What you have to do:
Collect all lines containing the word "napoleonic" from the data.

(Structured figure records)
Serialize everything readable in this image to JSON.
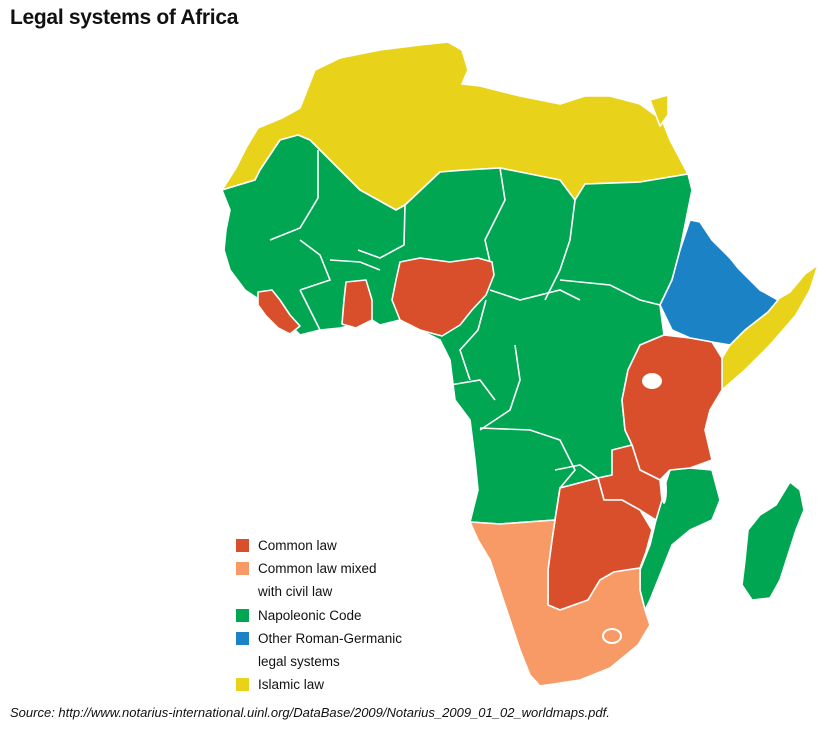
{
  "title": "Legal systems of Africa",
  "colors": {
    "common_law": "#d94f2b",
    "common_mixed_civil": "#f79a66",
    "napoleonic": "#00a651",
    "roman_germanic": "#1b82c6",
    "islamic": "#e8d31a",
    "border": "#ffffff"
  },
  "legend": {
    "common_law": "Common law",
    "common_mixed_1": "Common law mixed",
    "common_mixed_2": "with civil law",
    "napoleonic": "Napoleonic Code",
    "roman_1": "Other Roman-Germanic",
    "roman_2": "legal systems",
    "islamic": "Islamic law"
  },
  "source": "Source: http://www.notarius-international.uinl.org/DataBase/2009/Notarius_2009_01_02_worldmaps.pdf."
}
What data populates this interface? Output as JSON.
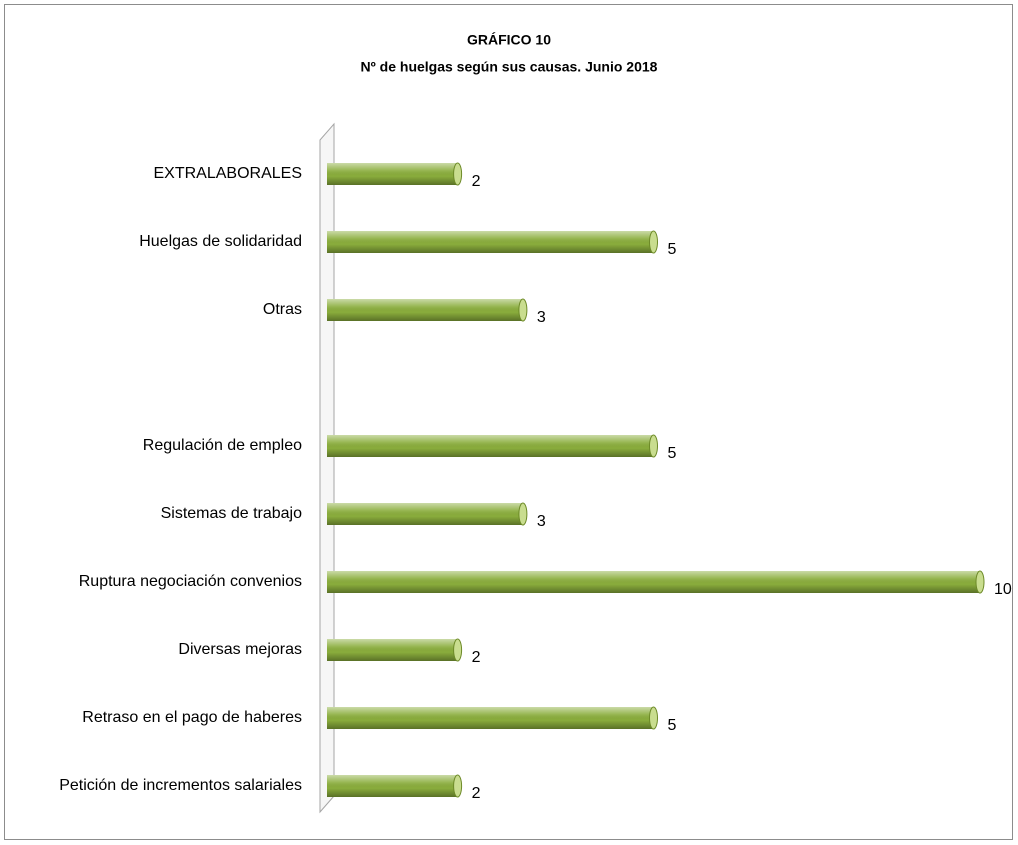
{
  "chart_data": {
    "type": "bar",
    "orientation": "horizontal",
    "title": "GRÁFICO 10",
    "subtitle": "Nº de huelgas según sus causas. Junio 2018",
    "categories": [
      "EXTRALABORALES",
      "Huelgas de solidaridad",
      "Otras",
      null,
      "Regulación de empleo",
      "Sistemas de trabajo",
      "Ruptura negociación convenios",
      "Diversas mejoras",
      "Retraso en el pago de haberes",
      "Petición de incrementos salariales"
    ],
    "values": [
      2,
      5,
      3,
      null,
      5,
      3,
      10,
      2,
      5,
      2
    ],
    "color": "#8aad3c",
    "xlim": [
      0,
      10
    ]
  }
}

Response:
    "napoleonic": "#00a651",
    "napoleonic": "Napoleonic Code",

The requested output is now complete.